## start Dataset entries

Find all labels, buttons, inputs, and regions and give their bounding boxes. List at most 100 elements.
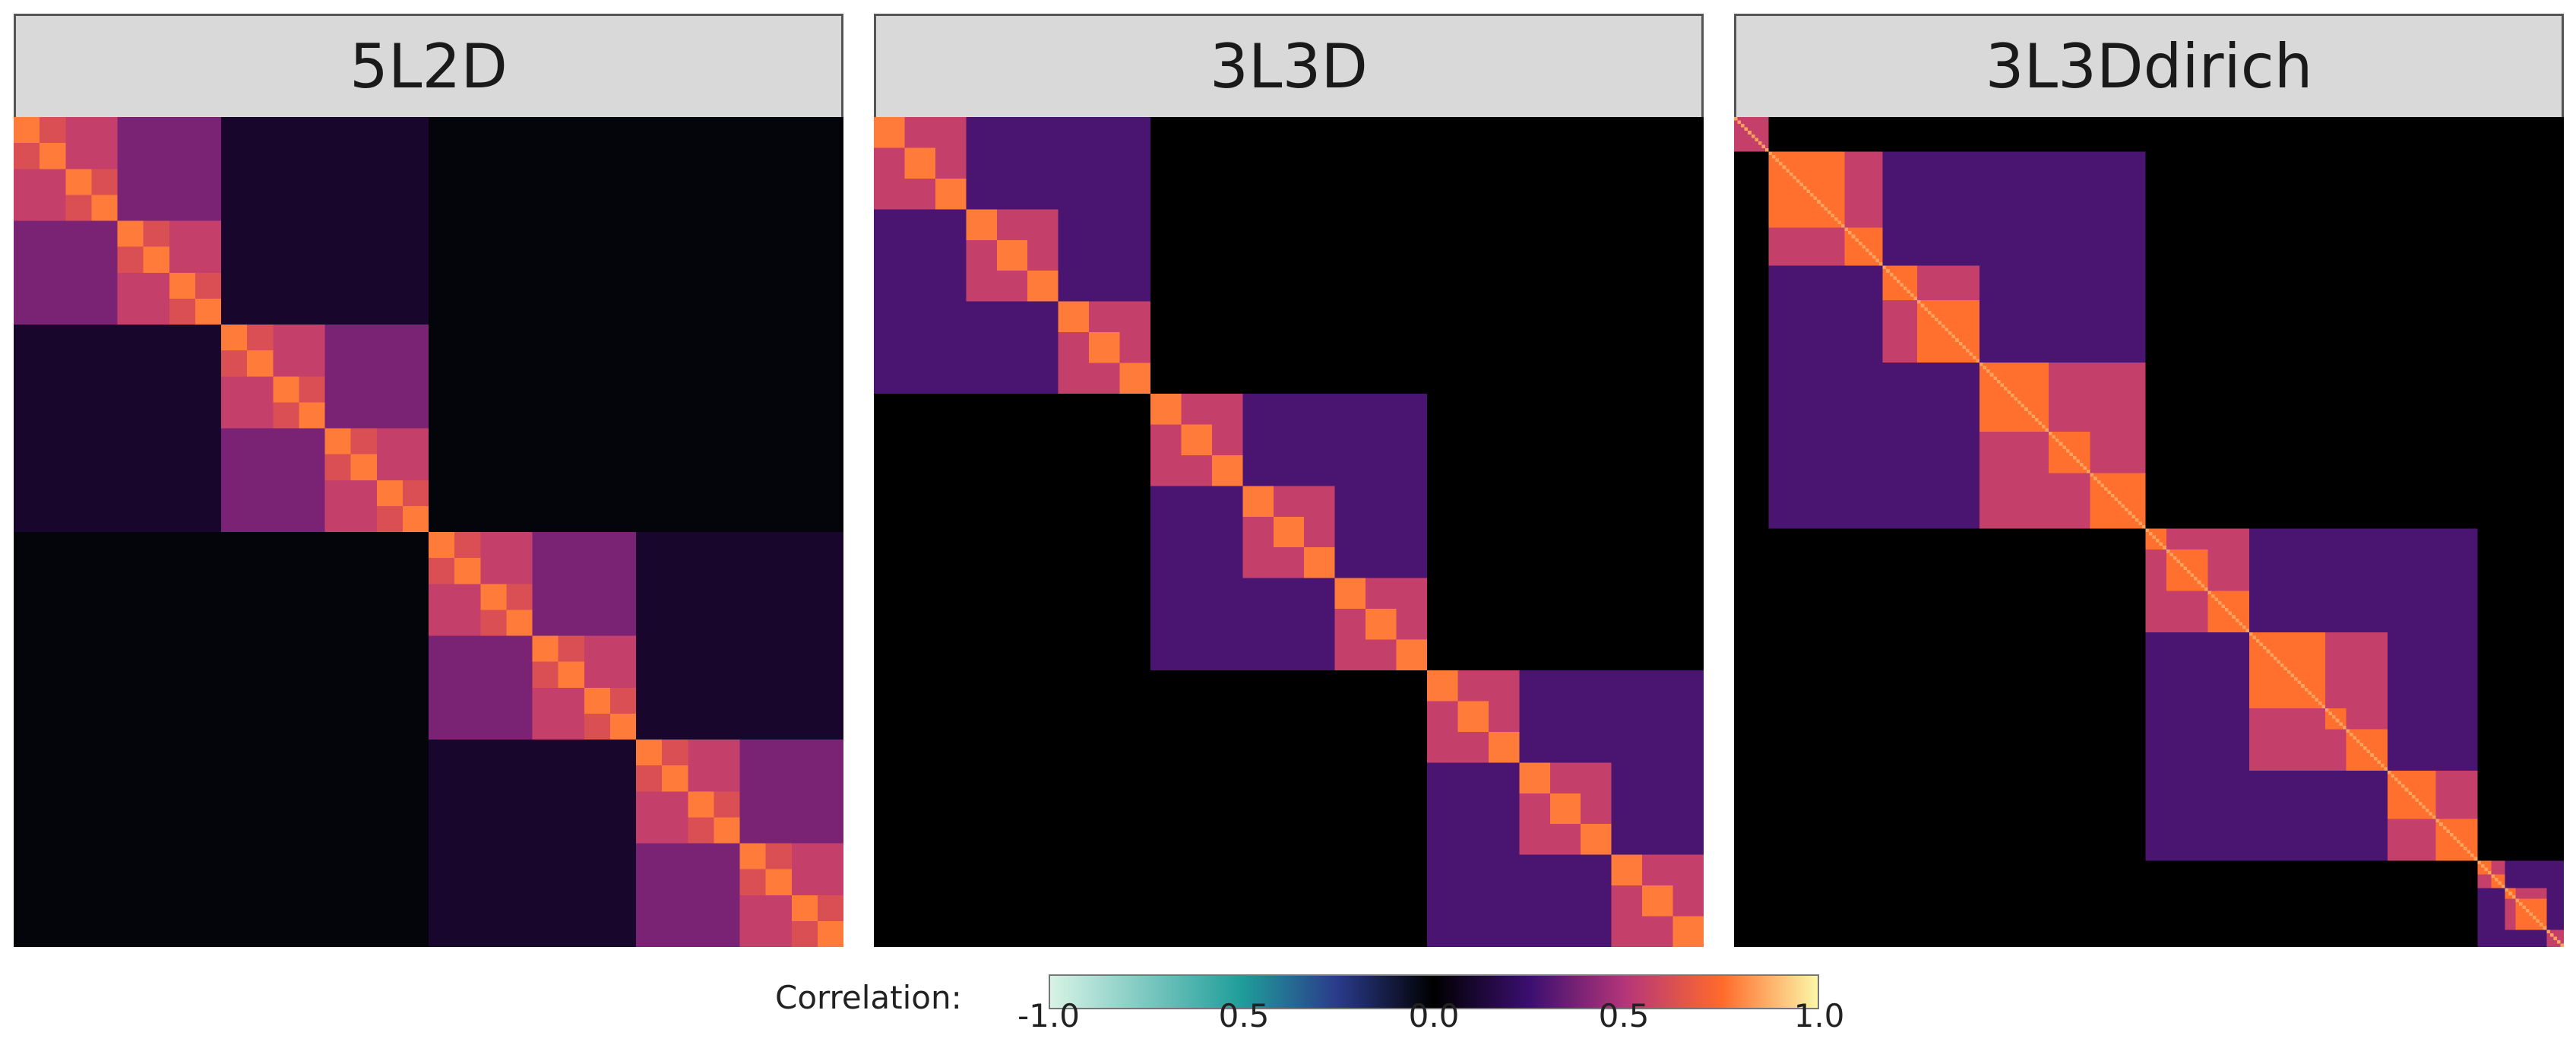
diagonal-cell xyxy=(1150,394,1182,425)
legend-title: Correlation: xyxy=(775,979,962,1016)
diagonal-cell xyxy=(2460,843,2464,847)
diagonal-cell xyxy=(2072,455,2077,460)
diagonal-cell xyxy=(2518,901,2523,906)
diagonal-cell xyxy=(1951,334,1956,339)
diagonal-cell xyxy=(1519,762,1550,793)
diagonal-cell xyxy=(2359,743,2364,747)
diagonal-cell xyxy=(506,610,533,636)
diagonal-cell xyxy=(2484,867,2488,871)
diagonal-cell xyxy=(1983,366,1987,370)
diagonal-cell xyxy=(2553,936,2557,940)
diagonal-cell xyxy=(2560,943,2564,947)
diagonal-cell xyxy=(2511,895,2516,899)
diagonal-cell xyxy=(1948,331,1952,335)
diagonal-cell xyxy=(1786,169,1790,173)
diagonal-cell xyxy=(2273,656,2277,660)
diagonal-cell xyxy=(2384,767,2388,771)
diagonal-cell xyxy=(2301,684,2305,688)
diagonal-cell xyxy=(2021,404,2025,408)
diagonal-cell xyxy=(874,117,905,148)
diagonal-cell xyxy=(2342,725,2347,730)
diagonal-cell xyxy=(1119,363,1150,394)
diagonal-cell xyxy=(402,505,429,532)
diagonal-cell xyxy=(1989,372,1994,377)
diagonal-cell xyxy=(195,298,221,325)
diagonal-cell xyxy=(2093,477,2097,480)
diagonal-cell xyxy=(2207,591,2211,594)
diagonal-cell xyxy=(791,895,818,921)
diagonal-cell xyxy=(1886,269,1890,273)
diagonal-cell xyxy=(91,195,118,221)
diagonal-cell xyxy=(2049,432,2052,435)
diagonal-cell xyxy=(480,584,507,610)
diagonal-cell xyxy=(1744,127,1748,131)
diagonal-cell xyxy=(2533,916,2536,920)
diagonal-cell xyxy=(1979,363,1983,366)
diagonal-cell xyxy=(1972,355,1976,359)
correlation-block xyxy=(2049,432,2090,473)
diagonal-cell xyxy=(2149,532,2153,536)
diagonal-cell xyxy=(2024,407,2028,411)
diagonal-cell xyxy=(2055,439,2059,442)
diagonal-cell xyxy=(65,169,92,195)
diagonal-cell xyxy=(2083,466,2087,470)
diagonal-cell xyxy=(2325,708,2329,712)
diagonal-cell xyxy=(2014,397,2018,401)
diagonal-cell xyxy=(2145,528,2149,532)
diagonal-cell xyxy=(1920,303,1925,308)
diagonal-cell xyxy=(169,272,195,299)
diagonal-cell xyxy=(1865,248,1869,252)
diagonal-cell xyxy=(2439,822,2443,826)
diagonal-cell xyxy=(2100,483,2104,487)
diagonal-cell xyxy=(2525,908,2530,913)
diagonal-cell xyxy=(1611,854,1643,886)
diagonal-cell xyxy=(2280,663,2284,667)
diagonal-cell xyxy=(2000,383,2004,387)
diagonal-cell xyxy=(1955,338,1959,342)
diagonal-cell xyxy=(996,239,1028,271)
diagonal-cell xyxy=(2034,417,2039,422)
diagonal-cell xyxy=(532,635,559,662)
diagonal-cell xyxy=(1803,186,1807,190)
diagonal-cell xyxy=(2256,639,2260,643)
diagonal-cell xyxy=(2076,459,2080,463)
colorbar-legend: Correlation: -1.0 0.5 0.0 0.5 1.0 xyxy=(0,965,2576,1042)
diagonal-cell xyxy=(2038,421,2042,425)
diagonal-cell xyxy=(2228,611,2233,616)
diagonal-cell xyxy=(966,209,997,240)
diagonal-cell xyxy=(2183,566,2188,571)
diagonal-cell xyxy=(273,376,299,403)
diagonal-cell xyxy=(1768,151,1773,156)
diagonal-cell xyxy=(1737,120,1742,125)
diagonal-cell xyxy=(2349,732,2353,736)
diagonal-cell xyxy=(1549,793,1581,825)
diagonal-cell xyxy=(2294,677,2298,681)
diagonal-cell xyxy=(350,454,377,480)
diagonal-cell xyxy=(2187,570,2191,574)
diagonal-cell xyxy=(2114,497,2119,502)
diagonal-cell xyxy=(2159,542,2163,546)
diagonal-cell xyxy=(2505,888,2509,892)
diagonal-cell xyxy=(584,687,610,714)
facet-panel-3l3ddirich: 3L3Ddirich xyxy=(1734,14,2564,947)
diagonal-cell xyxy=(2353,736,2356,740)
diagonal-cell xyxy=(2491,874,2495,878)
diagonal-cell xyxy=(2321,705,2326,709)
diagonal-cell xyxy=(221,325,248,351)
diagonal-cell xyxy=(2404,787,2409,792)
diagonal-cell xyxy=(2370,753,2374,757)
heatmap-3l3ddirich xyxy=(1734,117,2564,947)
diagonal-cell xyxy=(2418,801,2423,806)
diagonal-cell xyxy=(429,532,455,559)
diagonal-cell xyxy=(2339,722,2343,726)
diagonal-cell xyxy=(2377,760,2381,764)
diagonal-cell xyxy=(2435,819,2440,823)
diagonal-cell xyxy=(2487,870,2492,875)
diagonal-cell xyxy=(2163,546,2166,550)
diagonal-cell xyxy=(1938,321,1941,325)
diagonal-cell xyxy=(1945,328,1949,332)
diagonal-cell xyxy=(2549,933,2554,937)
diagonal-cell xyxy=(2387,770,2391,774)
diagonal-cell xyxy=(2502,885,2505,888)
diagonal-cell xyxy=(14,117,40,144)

## end Dataset entries

[The exercise] Copy every line of the records above word for word, leaving out the pictures.

[Answer in full]
Find all labels, buttons, inputs, and regions and give their bounding boxes. List at most 100 elements.
diagonal-cell xyxy=(1150,394,1182,425)
legend-title: Correlation: xyxy=(775,979,962,1016)
diagonal-cell xyxy=(2460,843,2464,847)
diagonal-cell xyxy=(2072,455,2077,460)
diagonal-cell xyxy=(2518,901,2523,906)
diagonal-cell xyxy=(1951,334,1956,339)
diagonal-cell xyxy=(1519,762,1550,793)
diagonal-cell xyxy=(2359,743,2364,747)
diagonal-cell xyxy=(506,610,533,636)
diagonal-cell xyxy=(2484,867,2488,871)
diagonal-cell xyxy=(1983,366,1987,370)
diagonal-cell xyxy=(2553,936,2557,940)
diagonal-cell xyxy=(2560,943,2564,947)
diagonal-cell xyxy=(2511,895,2516,899)
diagonal-cell xyxy=(1948,331,1952,335)
diagonal-cell xyxy=(1786,169,1790,173)
diagonal-cell xyxy=(2273,656,2277,660)
diagonal-cell xyxy=(2384,767,2388,771)
diagonal-cell xyxy=(2301,684,2305,688)
diagonal-cell xyxy=(2021,404,2025,408)
diagonal-cell xyxy=(874,117,905,148)
diagonal-cell xyxy=(2342,725,2347,730)
diagonal-cell xyxy=(1119,363,1150,394)
diagonal-cell xyxy=(402,505,429,532)
diagonal-cell xyxy=(1989,372,1994,377)
diagonal-cell xyxy=(195,298,221,325)
diagonal-cell xyxy=(2093,477,2097,480)
diagonal-cell xyxy=(2207,591,2211,594)
diagonal-cell xyxy=(791,895,818,921)
diagonal-cell xyxy=(1886,269,1890,273)
diagonal-cell xyxy=(91,195,118,221)
diagonal-cell xyxy=(2049,432,2052,435)
diagonal-cell xyxy=(480,584,507,610)
diagonal-cell xyxy=(1744,127,1748,131)
diagonal-cell xyxy=(2533,916,2536,920)
diagonal-cell xyxy=(1979,363,1983,366)
diagonal-cell xyxy=(1972,355,1976,359)
correlation-block xyxy=(2049,432,2090,473)
diagonal-cell xyxy=(2149,532,2153,536)
diagonal-cell xyxy=(2024,407,2028,411)
diagonal-cell xyxy=(2055,439,2059,442)
diagonal-cell xyxy=(65,169,92,195)
diagonal-cell xyxy=(2083,466,2087,470)
diagonal-cell xyxy=(2325,708,2329,712)
diagonal-cell xyxy=(2014,397,2018,401)
diagonal-cell xyxy=(2145,528,2149,532)
diagonal-cell xyxy=(1920,303,1925,308)
diagonal-cell xyxy=(169,272,195,299)
diagonal-cell xyxy=(1865,248,1869,252)
diagonal-cell xyxy=(2439,822,2443,826)
diagonal-cell xyxy=(2100,483,2104,487)
diagonal-cell xyxy=(2525,908,2530,913)
diagonal-cell xyxy=(1611,854,1643,886)
diagonal-cell xyxy=(2280,663,2284,667)
diagonal-cell xyxy=(2000,383,2004,387)
diagonal-cell xyxy=(1955,338,1959,342)
diagonal-cell xyxy=(996,239,1028,271)
diagonal-cell xyxy=(2034,417,2039,422)
diagonal-cell xyxy=(532,635,559,662)
diagonal-cell xyxy=(1803,186,1807,190)
diagonal-cell xyxy=(2256,639,2260,643)
diagonal-cell xyxy=(2076,459,2080,463)
colorbar-legend: Correlation: -1.0 0.5 0.0 0.5 1.0 xyxy=(0,965,2576,1042)
diagonal-cell xyxy=(2038,421,2042,425)
diagonal-cell xyxy=(2228,611,2233,616)
diagonal-cell xyxy=(966,209,997,240)
diagonal-cell xyxy=(2183,566,2188,571)
diagonal-cell xyxy=(273,376,299,403)
diagonal-cell xyxy=(1768,151,1773,156)
diagonal-cell xyxy=(1737,120,1742,125)
diagonal-cell xyxy=(2349,732,2353,736)
diagonal-cell xyxy=(1549,793,1581,825)
diagonal-cell xyxy=(2294,677,2298,681)
diagonal-cell xyxy=(350,454,377,480)
diagonal-cell xyxy=(2187,570,2191,574)
diagonal-cell xyxy=(2114,497,2119,502)
diagonal-cell xyxy=(2159,542,2163,546)
diagonal-cell xyxy=(2505,888,2509,892)
diagonal-cell xyxy=(584,687,610,714)
facet-panel-3l3ddirich: 3L3Ddirich xyxy=(1734,14,2564,947)
diagonal-cell xyxy=(2353,736,2356,740)
diagonal-cell xyxy=(2491,874,2495,878)
diagonal-cell xyxy=(2321,705,2326,709)
diagonal-cell xyxy=(221,325,248,351)
diagonal-cell xyxy=(2404,787,2409,792)
diagonal-cell xyxy=(2370,753,2374,757)
heatmap-3l3ddirich xyxy=(1734,117,2564,947)
diagonal-cell xyxy=(2418,801,2423,806)
diagonal-cell xyxy=(429,532,455,559)
diagonal-cell xyxy=(2339,722,2343,726)
diagonal-cell xyxy=(2377,760,2381,764)
diagonal-cell xyxy=(2435,819,2440,823)
diagonal-cell xyxy=(2487,870,2492,875)
diagonal-cell xyxy=(2163,546,2166,550)
diagonal-cell xyxy=(1938,321,1941,325)
diagonal-cell xyxy=(1945,328,1949,332)
diagonal-cell xyxy=(2549,933,2554,937)
diagonal-cell xyxy=(2387,770,2391,774)
diagonal-cell xyxy=(2502,885,2505,888)
diagonal-cell xyxy=(14,117,40,144)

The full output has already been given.